§ Short problem
Provide an exact transcription of all the records.

━━ Data section ━━

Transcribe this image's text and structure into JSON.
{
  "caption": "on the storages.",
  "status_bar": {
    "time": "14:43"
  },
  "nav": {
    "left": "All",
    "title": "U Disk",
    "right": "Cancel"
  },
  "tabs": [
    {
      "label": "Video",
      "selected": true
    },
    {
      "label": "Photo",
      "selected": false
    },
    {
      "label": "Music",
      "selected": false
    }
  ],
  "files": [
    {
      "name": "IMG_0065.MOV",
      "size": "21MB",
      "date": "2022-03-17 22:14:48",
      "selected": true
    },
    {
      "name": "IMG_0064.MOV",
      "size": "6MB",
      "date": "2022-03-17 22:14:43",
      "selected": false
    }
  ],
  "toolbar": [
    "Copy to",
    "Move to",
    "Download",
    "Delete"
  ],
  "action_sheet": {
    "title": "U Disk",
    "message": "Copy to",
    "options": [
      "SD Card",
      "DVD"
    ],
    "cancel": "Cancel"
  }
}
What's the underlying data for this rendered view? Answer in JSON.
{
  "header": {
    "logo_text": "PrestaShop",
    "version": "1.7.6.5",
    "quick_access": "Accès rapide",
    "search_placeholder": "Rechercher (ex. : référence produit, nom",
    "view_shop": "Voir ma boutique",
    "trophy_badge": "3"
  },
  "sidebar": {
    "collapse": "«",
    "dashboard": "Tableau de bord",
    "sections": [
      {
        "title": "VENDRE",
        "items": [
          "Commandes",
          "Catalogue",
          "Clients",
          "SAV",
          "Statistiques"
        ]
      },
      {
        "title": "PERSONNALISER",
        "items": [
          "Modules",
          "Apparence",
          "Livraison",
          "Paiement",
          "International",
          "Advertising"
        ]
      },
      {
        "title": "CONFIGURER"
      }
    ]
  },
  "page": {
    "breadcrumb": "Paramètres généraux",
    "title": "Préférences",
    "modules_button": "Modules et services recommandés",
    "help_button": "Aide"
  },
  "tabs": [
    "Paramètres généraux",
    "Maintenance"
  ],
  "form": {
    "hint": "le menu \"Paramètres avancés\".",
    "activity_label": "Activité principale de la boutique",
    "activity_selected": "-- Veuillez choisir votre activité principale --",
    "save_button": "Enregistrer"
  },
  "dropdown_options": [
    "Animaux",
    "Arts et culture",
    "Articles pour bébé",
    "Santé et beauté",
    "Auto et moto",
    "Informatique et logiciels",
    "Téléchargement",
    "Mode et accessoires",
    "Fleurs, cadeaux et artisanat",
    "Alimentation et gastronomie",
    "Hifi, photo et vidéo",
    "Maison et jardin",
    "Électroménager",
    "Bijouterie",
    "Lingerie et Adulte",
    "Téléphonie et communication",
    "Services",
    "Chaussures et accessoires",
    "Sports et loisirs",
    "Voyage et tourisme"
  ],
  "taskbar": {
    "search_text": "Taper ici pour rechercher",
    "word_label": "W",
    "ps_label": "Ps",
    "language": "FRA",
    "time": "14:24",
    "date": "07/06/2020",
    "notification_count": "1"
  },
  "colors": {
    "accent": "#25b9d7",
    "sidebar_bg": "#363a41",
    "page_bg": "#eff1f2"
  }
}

━━━

§ Final result
Transcribe this image's text and structure into JSON.
{
  "caption": "on the storages.",
  "status_bar": {
    "time": "14:43"
  },
  "nav": {
    "left": "All",
    "title": "U Disk",
    "right": "Cancel"
  },
  "tabs": [
    {
      "label": "Video",
      "selected": true
    },
    {
      "label": "Photo",
      "selected": false
    },
    {
      "label": "Music",
      "selected": false
    }
  ],
  "files": [
    {
      "name": "IMG_0065.MOV",
      "size": "21MB",
      "date": "2022-03-17 22:14:48",
      "selected": true
    },
    {
      "name": "IMG_0064.MOV",
      "size": "6MB",
      "date": "2022-03-17 22:14:43",
      "selected": false
    }
  ],
  "toolbar": [
    "Copy to",
    "Move to",
    "Download",
    "Delete"
  ],
  "action_sheet": {
    "title": "U Disk",
    "message": "Copy to",
    "options": [
      "SD Card",
      "DVD"
    ],
    "cancel": "Cancel"
  }
}
What's the underlying data for this rendered view? Answer in JSON.
{
  "header": {
    "logo_text": "PrestaShop",
    "version": "1.7.6.5",
    "quick_access": "Accès rapide",
    "search_placeholder": "Rechercher (ex. : référence produit, nom",
    "view_shop": "Voir ma boutique",
    "trophy_badge": "3"
  },
  "sidebar": {
    "collapse": "«",
    "dashboard": "Tableau de bord",
    "sections": [
      {
        "title": "VENDRE",
        "items": [
          "Commandes",
          "Catalogue",
          "Clients",
          "SAV",
          "Statistiques"
        ]
      },
      {
        "title": "PERSONNALISER",
        "items": [
          "Modules",
          "Apparence",
          "Livraison",
          "Paiement",
          "International",
          "Advertising"
        ]
      },
      {
        "title": "CONFIGURER"
      }
    ]
  },
  "page": {
    "breadcrumb": "Paramètres généraux",
    "title": "Préférences",
    "modules_button": "Modules et services recommandés",
    "help_button": "Aide"
  },
  "tabs": [
    "Paramètres généraux",
    "Maintenance"
  ],
  "form": {
    "hint": "le menu \"Paramètres avancés\".",
    "activity_label": "Activité principale de la boutique",
    "activity_selected": "-- Veuillez choisir votre activité principale --",
    "save_button": "Enregistrer"
  },
  "dropdown_options": [
    "Animaux",
    "Arts et culture",
    "Articles pour bébé",
    "Santé et beauté",
    "Auto et moto",
    "Informatique et logiciels",
    "Téléchargement",
    "Mode et accessoires",
    "Fleurs, cadeaux et artisanat",
    "Alimentation et gastronomie",
    "Hifi, photo et vidéo",
    "Maison et jardin",
    "Électroménager",
    "Bijouterie",
    "Lingerie et Adulte",
    "Téléphonie et communication",
    "Services",
    "Chaussures et accessoires",
    "Sports et loisirs",
    "Voyage et tourisme"
  ],
  "taskbar": {
    "search_text": "Taper ici pour rechercher",
    "word_label": "W",
    "ps_label": "Ps",
    "language": "FRA",
    "time": "14:24",
    "date": "07/06/2020",
    "notification_count": "1"
  },
  "colors": {
    "accent": "#25b9d7",
    "sidebar_bg": "#363a41",
    "page_bg": "#eff1f2"
  }
}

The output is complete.